* Aim of the exercise:
Your answer is a single number: the count of lines that contain the string "JSON".

* Listed entries:
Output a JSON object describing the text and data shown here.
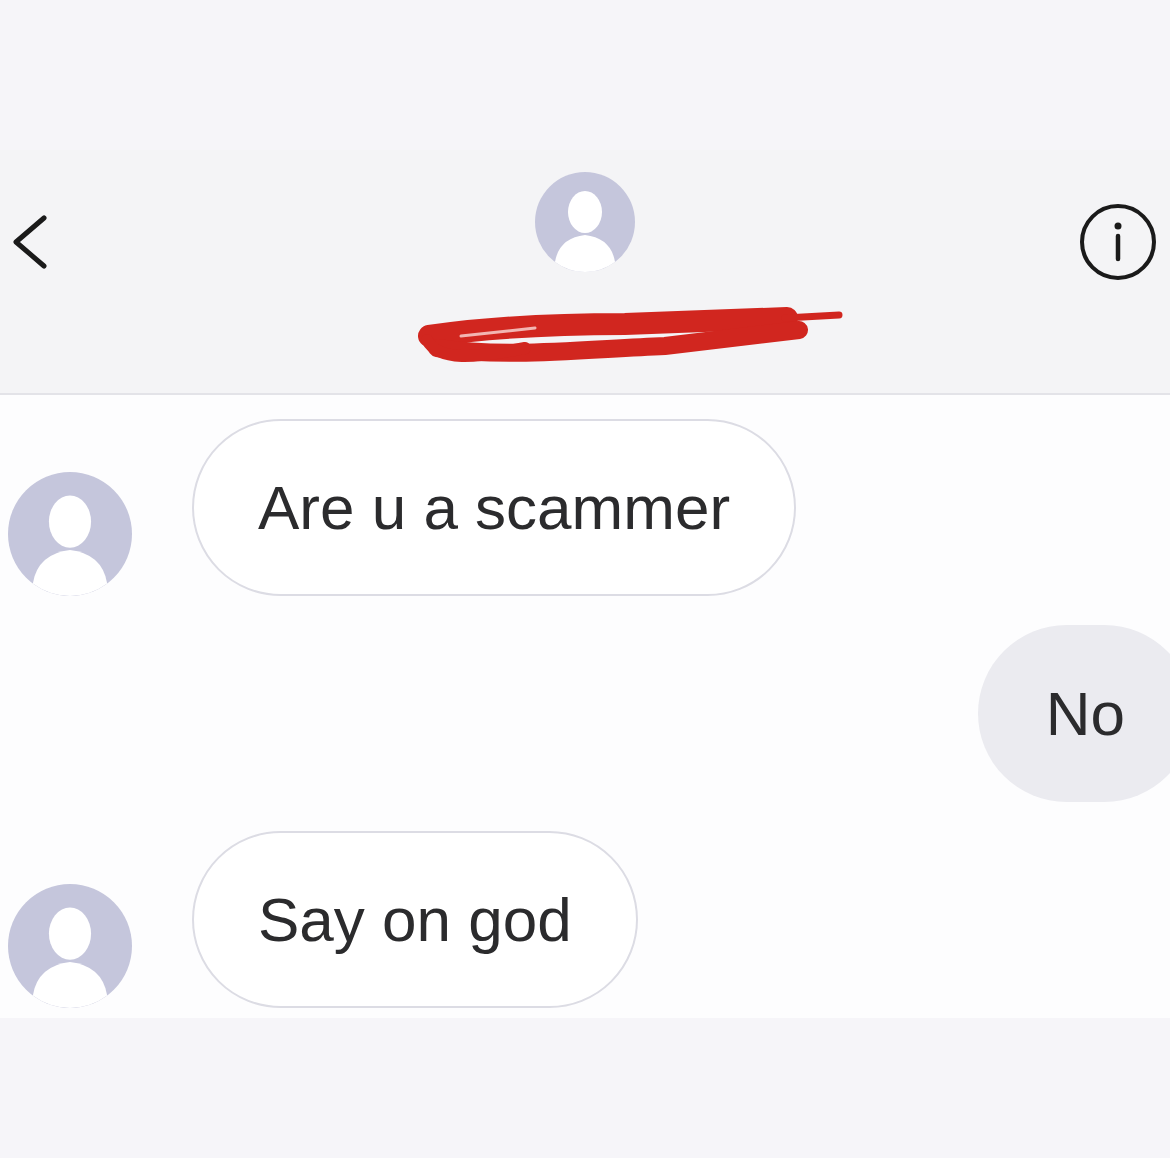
{
  "conversation": {
    "contact": {
      "redacted": true
    }
  },
  "messages": [
    {
      "kind": "received",
      "text": "Are u a scammer"
    },
    {
      "kind": "sent",
      "text": "No"
    },
    {
      "kind": "received",
      "text": "Say on god"
    }
  ]
}
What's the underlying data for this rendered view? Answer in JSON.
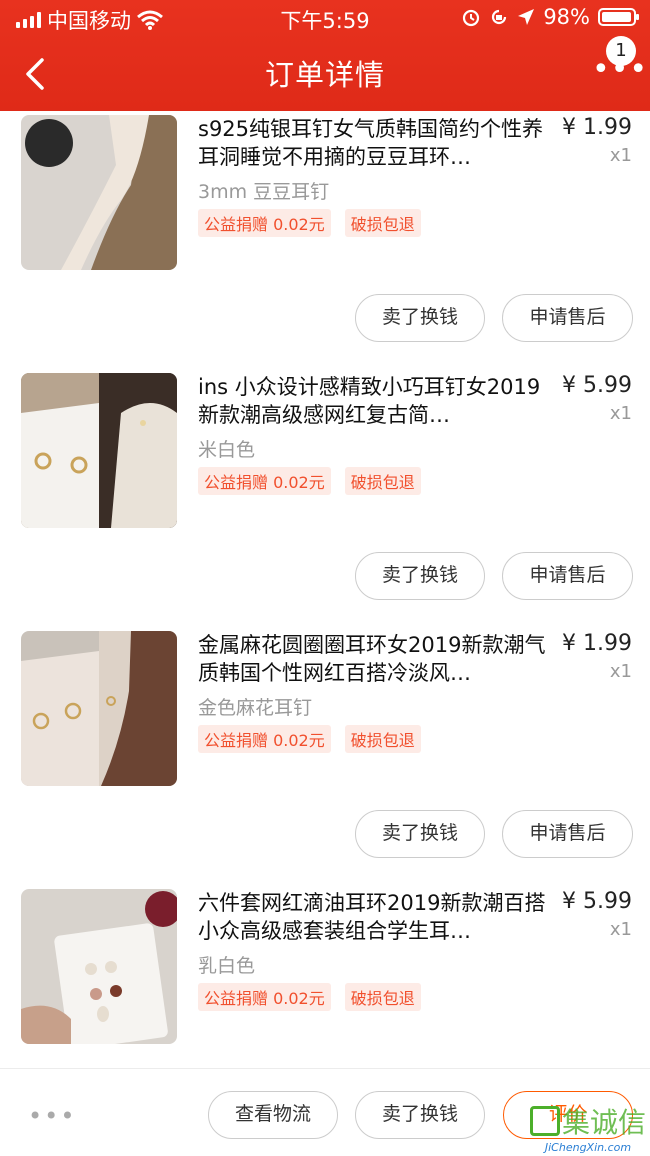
{
  "status_bar": {
    "carrier": "中国移动",
    "time": "下午5:59",
    "battery": "98%",
    "battery_level": 0.98
  },
  "nav": {
    "title": "订单详情",
    "badge": "1",
    "back_icon": "chevron-left-icon",
    "more_icon": "more-dots-icon"
  },
  "items": [
    {
      "name": "s925纯银耳钉女气质韩国简约个性养耳洞睡觉不用摘的豆豆耳环…",
      "price": "¥ 1.99",
      "qty": "x1",
      "spec": "3mm 豆豆耳钉",
      "tags": [
        "公益捐赠 0.02元",
        "破损包退"
      ],
      "buttons": [
        "卖了换钱",
        "申请售后"
      ]
    },
    {
      "name": "ins 小众设计感精致小巧耳钉女2019新款潮高级感网红复古简…",
      "price": "¥ 5.99",
      "qty": "x1",
      "spec": "米白色",
      "tags": [
        "公益捐赠 0.02元",
        "破损包退"
      ],
      "buttons": [
        "卖了换钱",
        "申请售后"
      ]
    },
    {
      "name": "金属麻花圆圈圈耳环女2019新款潮气质韩国个性网红百搭冷淡风…",
      "price": "¥ 1.99",
      "qty": "x1",
      "spec": "金色麻花耳钉",
      "tags": [
        "公益捐赠 0.02元",
        "破损包退"
      ],
      "buttons": [
        "卖了换钱",
        "申请售后"
      ]
    },
    {
      "name": "六件套网红滴油耳环2019新款潮百搭小众高级感套装组合学生耳…",
      "price": "¥ 5.99",
      "qty": "x1",
      "spec": "乳白色",
      "tags": [
        "公益捐赠 0.02元",
        "破损包退"
      ],
      "buttons": []
    }
  ],
  "footer": {
    "more": "•••",
    "logistics": "查看物流",
    "sell": "卖了换钱",
    "review": "评价"
  },
  "watermark": {
    "text": "集诚信",
    "url": "JiChengXin.com"
  },
  "colors": {
    "header": "#e2301c",
    "tag_text": "#f1502e",
    "tag_bg": "#fdebe6",
    "review_btn": "#ff5a00"
  }
}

* Task answer:
2